Below are some entries; can you quote all of them exactly?

= Source records =
§ §
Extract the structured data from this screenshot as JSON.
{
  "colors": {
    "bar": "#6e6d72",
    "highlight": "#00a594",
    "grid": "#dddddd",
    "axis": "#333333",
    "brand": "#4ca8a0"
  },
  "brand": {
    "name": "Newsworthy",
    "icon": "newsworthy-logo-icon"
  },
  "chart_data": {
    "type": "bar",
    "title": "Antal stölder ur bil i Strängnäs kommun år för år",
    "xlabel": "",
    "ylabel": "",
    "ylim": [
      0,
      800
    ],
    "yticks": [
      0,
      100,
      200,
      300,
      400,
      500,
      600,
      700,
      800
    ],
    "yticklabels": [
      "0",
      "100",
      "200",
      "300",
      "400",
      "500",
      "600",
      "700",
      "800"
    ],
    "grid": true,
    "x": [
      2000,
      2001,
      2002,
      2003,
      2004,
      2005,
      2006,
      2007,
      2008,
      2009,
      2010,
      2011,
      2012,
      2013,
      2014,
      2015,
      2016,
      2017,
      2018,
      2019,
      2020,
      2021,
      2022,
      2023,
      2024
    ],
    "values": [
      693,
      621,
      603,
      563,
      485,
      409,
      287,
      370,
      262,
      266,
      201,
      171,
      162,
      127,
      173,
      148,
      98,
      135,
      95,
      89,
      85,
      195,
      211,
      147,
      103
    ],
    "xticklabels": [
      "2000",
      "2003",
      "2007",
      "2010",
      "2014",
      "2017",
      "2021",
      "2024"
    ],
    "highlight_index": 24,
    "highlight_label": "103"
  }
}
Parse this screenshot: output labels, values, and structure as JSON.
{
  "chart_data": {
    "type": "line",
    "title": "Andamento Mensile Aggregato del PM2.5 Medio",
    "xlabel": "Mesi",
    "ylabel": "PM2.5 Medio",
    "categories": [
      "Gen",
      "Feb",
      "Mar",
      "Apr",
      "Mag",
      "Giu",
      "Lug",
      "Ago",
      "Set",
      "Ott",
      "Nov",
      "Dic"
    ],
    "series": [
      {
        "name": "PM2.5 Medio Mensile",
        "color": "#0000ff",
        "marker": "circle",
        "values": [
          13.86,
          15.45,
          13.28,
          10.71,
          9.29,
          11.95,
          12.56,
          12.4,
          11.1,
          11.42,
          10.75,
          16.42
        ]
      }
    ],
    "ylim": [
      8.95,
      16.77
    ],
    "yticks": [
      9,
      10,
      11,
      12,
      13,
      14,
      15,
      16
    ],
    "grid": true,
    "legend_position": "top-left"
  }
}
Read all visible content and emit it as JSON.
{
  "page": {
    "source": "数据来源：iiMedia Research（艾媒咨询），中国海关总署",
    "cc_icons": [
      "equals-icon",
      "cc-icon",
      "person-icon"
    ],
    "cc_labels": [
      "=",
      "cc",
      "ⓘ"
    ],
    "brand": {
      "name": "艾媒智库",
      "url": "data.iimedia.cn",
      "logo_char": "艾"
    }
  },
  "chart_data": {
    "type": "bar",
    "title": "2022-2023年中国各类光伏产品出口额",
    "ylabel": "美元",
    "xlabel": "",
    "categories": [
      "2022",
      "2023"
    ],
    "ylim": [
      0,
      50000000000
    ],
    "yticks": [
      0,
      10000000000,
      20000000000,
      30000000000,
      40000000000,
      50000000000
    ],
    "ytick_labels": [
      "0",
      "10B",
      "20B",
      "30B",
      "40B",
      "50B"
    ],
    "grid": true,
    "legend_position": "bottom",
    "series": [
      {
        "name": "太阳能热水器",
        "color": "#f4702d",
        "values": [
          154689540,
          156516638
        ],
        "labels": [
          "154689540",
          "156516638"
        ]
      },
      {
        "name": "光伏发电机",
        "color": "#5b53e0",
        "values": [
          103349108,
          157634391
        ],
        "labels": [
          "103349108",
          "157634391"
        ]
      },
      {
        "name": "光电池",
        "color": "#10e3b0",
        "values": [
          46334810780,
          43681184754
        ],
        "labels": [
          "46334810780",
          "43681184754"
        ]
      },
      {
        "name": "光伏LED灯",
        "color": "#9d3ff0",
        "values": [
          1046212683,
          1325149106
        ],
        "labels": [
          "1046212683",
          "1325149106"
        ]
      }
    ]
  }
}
§ §
= Solution to the exercise =
Extract the structured data from this screenshot as JSON.
{
  "colors": {
    "bar": "#6e6d72",
    "highlight": "#00a594",
    "grid": "#dddddd",
    "axis": "#333333",
    "brand": "#4ca8a0"
  },
  "brand": {
    "name": "Newsworthy",
    "icon": "newsworthy-logo-icon"
  },
  "chart_data": {
    "type": "bar",
    "title": "Antal stölder ur bil i Strängnäs kommun år för år",
    "xlabel": "",
    "ylabel": "",
    "ylim": [
      0,
      800
    ],
    "yticks": [
      0,
      100,
      200,
      300,
      400,
      500,
      600,
      700,
      800
    ],
    "yticklabels": [
      "0",
      "100",
      "200",
      "300",
      "400",
      "500",
      "600",
      "700",
      "800"
    ],
    "grid": true,
    "x": [
      2000,
      2001,
      2002,
      2003,
      2004,
      2005,
      2006,
      2007,
      2008,
      2009,
      2010,
      2011,
      2012,
      2013,
      2014,
      2015,
      2016,
      2017,
      2018,
      2019,
      2020,
      2021,
      2022,
      2023,
      2024
    ],
    "values": [
      693,
      621,
      603,
      563,
      485,
      409,
      287,
      370,
      262,
      266,
      201,
      171,
      162,
      127,
      173,
      148,
      98,
      135,
      95,
      89,
      85,
      195,
      211,
      147,
      103
    ],
    "xticklabels": [
      "2000",
      "2003",
      "2007",
      "2010",
      "2014",
      "2017",
      "2021",
      "2024"
    ],
    "highlight_index": 24,
    "highlight_label": "103"
  }
}
Parse this screenshot: output labels, values, and structure as JSON.
{
  "chart_data": {
    "type": "line",
    "title": "Andamento Mensile Aggregato del PM2.5 Medio",
    "xlabel": "Mesi",
    "ylabel": "PM2.5 Medio",
    "categories": [
      "Gen",
      "Feb",
      "Mar",
      "Apr",
      "Mag",
      "Giu",
      "Lug",
      "Ago",
      "Set",
      "Ott",
      "Nov",
      "Dic"
    ],
    "series": [
      {
        "name": "PM2.5 Medio Mensile",
        "color": "#0000ff",
        "marker": "circle",
        "values": [
          13.86,
          15.45,
          13.28,
          10.71,
          9.29,
          11.95,
          12.56,
          12.4,
          11.1,
          11.42,
          10.75,
          16.42
        ]
      }
    ],
    "ylim": [
      8.95,
      16.77
    ],
    "yticks": [
      9,
      10,
      11,
      12,
      13,
      14,
      15,
      16
    ],
    "grid": true,
    "legend_position": "top-left"
  }
}
Read all visible content and emit it as JSON.
{
  "page": {
    "source": "数据来源：iiMedia Research（艾媒咨询），中国海关总署",
    "cc_icons": [
      "equals-icon",
      "cc-icon",
      "person-icon"
    ],
    "cc_labels": [
      "=",
      "cc",
      "ⓘ"
    ],
    "brand": {
      "name": "艾媒智库",
      "url": "data.iimedia.cn",
      "logo_char": "艾"
    }
  },
  "chart_data": {
    "type": "bar",
    "title": "2022-2023年中国各类光伏产品出口额",
    "ylabel": "美元",
    "xlabel": "",
    "categories": [
      "2022",
      "2023"
    ],
    "ylim": [
      0,
      50000000000
    ],
    "yticks": [
      0,
      10000000000,
      20000000000,
      30000000000,
      40000000000,
      50000000000
    ],
    "ytick_labels": [
      "0",
      "10B",
      "20B",
      "30B",
      "40B",
      "50B"
    ],
    "grid": true,
    "legend_position": "bottom",
    "series": [
      {
        "name": "太阳能热水器",
        "color": "#f4702d",
        "values": [
          154689540,
          156516638
        ],
        "labels": [
          "154689540",
          "156516638"
        ]
      },
      {
        "name": "光伏发电机",
        "color": "#5b53e0",
        "values": [
          103349108,
          157634391
        ],
        "labels": [
          "103349108",
          "157634391"
        ]
      },
      {
        "name": "光电池",
        "color": "#10e3b0",
        "values": [
          46334810780,
          43681184754
        ],
        "labels": [
          "46334810780",
          "43681184754"
        ]
      },
      {
        "name": "光伏LED灯",
        "color": "#9d3ff0",
        "values": [
          1046212683,
          1325149106
        ],
        "labels": [
          "1046212683",
          "1325149106"
        ]
      }
    ]
  }
}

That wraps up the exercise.